──────── Exercise data
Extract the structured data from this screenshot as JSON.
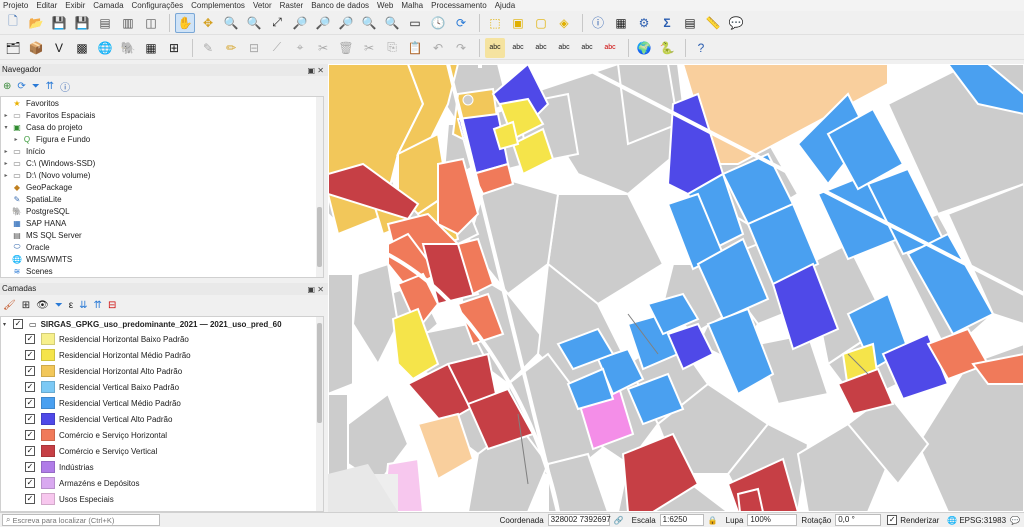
{
  "menu": [
    "Projeto",
    "Editar",
    "Exibir",
    "Camada",
    "Configurações",
    "Complementos",
    "Vetor",
    "Raster",
    "Banco de dados",
    "Web",
    "Malha",
    "Processamento",
    "Ajuda"
  ],
  "navigator": {
    "title": "Navegador",
    "items": [
      {
        "label": "Favoritos",
        "icon": "star-icon",
        "arrow": ""
      },
      {
        "label": "Favoritos Espaciais",
        "icon": "spatial-bookmark-icon",
        "arrow": "▸"
      },
      {
        "label": "Casa do projeto",
        "icon": "project-home-icon",
        "arrow": "▾"
      },
      {
        "label": "Figura e Fundo",
        "icon": "qgis-project-icon",
        "arrow": "▸",
        "indent": true
      },
      {
        "label": "Início",
        "icon": "folder-icon",
        "arrow": "▸"
      },
      {
        "label": "C:\\ (Windows-SSD)",
        "icon": "drive-icon",
        "arrow": "▸"
      },
      {
        "label": "D:\\ (Novo volume)",
        "icon": "drive-icon",
        "arrow": "▸"
      },
      {
        "label": "GeoPackage",
        "icon": "geopackage-icon",
        "arrow": ""
      },
      {
        "label": "SpatiaLite",
        "icon": "spatialite-icon",
        "arrow": ""
      },
      {
        "label": "PostgreSQL",
        "icon": "postgresql-icon",
        "arrow": ""
      },
      {
        "label": "SAP HANA",
        "icon": "sap-hana-icon",
        "arrow": ""
      },
      {
        "label": "MS SQL Server",
        "icon": "mssql-icon",
        "arrow": ""
      },
      {
        "label": "Oracle",
        "icon": "oracle-icon",
        "arrow": ""
      },
      {
        "label": "WMS/WMTS",
        "icon": "wms-icon",
        "arrow": ""
      },
      {
        "label": "Scenes",
        "icon": "scenes-icon",
        "arrow": ""
      }
    ]
  },
  "layers": {
    "title": "Camadas",
    "group": "SIRGAS_GPKG_uso_predominante_2021 — 2021_uso_pred_60",
    "items": [
      {
        "label": "Residencial Horizontal Baixo Padrão",
        "color": "#f7f08c"
      },
      {
        "label": "Residencial Horizontal Médio Padrão",
        "color": "#f5e44a"
      },
      {
        "label": "Residencial Horizontal Alto Padrão",
        "color": "#f2c75a"
      },
      {
        "label": "Residencial Vertical Baixo Padrão",
        "color": "#7cc9f5"
      },
      {
        "label": "Residencial Vertical Médio Padrão",
        "color": "#4aa0f0"
      },
      {
        "label": "Residencial Vertical Alto Padrão",
        "color": "#4f49e8"
      },
      {
        "label": "Comércio e Serviço Horizontal",
        "color": "#f07a5a"
      },
      {
        "label": "Comércio e Serviço Vertical",
        "color": "#c63f45"
      },
      {
        "label": "Indústrias",
        "color": "#b07ce8"
      },
      {
        "label": "Armazéns e Depósitos",
        "color": "#d9a9f0"
      },
      {
        "label": "Usos Especiais",
        "color": "#f7c7ee"
      }
    ]
  },
  "status": {
    "search_placeholder": "Escreva para localizar (Ctrl+K)",
    "coord_label": "Coordenada",
    "coord_value": "328002  7392697",
    "scale_label": "Escala",
    "scale_value": "1:6250",
    "zoom_label": "Lupa",
    "zoom_value": "100%",
    "rotation_label": "Rotação",
    "rotation_value": "0,0 °",
    "render_label": "Renderizar",
    "crs": "EPSG:31983"
  },
  "colors": {
    "block_gray": "#cccccc",
    "road": "#ffffff",
    "peach": "#f9cf9d"
  }
}
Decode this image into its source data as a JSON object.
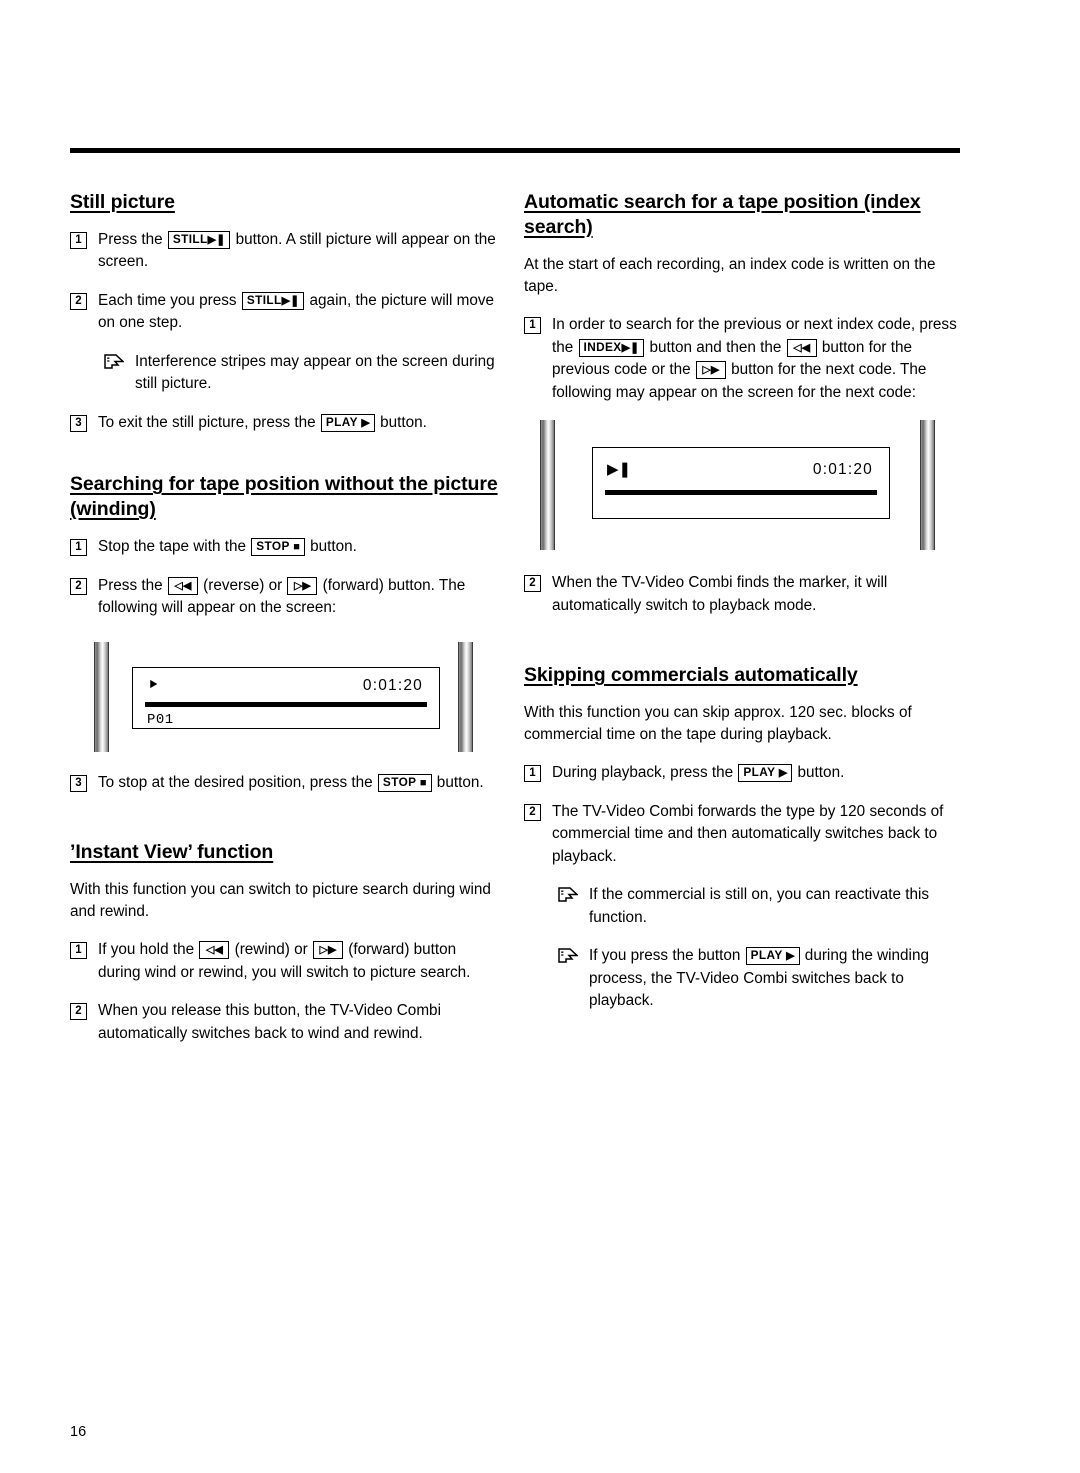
────────────────
**Work to complete**. Select all lines with the word "Vertical" from the entries above.

**Answer**.
        "label": "Residencial Vertical Baixo Padrão",
        "label": "Residencial Vertical Médio Padrão",
        "label": "Residencial Vertical Alto Padrão",
        "label": "Comércio e Serviço Vertical",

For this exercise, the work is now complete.